(Stored items)
▬▬▬

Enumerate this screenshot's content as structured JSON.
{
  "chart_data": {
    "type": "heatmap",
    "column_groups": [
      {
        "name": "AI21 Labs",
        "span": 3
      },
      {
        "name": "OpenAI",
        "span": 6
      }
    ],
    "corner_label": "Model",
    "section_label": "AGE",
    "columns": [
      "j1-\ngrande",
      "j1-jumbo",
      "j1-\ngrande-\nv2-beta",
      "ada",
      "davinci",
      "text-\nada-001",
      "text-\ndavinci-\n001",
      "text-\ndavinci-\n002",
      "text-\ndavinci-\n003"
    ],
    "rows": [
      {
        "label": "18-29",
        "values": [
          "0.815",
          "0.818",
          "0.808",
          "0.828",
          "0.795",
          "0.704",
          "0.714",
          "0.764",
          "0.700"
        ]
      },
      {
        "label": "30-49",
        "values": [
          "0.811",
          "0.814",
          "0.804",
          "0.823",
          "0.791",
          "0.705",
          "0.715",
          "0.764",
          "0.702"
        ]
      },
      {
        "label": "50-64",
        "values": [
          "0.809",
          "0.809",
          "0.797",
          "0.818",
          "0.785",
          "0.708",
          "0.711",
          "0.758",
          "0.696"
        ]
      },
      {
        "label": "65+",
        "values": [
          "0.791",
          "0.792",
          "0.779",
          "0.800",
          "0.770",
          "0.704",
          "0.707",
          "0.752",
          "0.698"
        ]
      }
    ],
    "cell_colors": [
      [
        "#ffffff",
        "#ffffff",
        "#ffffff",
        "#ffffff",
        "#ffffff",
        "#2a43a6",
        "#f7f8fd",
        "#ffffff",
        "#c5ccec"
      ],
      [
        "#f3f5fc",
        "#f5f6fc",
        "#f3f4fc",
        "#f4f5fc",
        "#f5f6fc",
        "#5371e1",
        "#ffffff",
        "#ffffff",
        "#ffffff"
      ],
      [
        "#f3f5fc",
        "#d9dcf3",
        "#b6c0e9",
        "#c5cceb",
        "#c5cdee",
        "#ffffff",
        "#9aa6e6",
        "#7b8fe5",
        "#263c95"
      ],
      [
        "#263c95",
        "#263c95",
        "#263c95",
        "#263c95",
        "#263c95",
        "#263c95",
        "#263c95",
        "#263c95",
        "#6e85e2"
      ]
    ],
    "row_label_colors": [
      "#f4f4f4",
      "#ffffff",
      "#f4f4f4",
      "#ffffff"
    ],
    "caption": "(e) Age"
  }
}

▬▬▬

• [GIVEN PROBLEM]:
Reproduce the records in full, exactly as written.

• [RESPONSE]:
Enumerate this screenshot's content as structured JSON.
{
  "chart_data": {
    "type": "heatmap",
    "column_groups": [
      {
        "name": "AI21 Labs",
        "span": 3
      },
      {
        "name": "OpenAI",
        "span": 6
      }
    ],
    "corner_label": "Model",
    "section_label": "AGE",
    "columns": [
      "j1-\ngrande",
      "j1-jumbo",
      "j1-\ngrande-\nv2-beta",
      "ada",
      "davinci",
      "text-\nada-001",
      "text-\ndavinci-\n001",
      "text-\ndavinci-\n002",
      "text-\ndavinci-\n003"
    ],
    "rows": [
      {
        "label": "18-29",
        "values": [
          "0.815",
          "0.818",
          "0.808",
          "0.828",
          "0.795",
          "0.704",
          "0.714",
          "0.764",
          "0.700"
        ]
      },
      {
        "label": "30-49",
        "values": [
          "0.811",
          "0.814",
          "0.804",
          "0.823",
          "0.791",
          "0.705",
          "0.715",
          "0.764",
          "0.702"
        ]
      },
      {
        "label": "50-64",
        "values": [
          "0.809",
          "0.809",
          "0.797",
          "0.818",
          "0.785",
          "0.708",
          "0.711",
          "0.758",
          "0.696"
        ]
      },
      {
        "label": "65+",
        "values": [
          "0.791",
          "0.792",
          "0.779",
          "0.800",
          "0.770",
          "0.704",
          "0.707",
          "0.752",
          "0.698"
        ]
      }
    ],
    "cell_colors": [
      [
        "#ffffff",
        "#ffffff",
        "#ffffff",
        "#ffffff",
        "#ffffff",
        "#2a43a6",
        "#f7f8fd",
        "#ffffff",
        "#c5ccec"
      ],
      [
        "#f3f5fc",
        "#f5f6fc",
        "#f3f4fc",
        "#f4f5fc",
        "#f5f6fc",
        "#5371e1",
        "#ffffff",
        "#ffffff",
        "#ffffff"
      ],
      [
        "#f3f5fc",
        "#d9dcf3",
        "#b6c0e9",
        "#c5cceb",
        "#c5cdee",
        "#ffffff",
        "#9aa6e6",
        "#7b8fe5",
        "#263c95"
      ],
      [
        "#263c95",
        "#263c95",
        "#263c95",
        "#263c95",
        "#263c95",
        "#263c95",
        "#263c95",
        "#263c95",
        "#6e85e2"
      ]
    ],
    "row_label_colors": [
      "#f4f4f4",
      "#ffffff",
      "#f4f4f4",
      "#ffffff"
    ],
    "caption": "(e) Age"
  }
}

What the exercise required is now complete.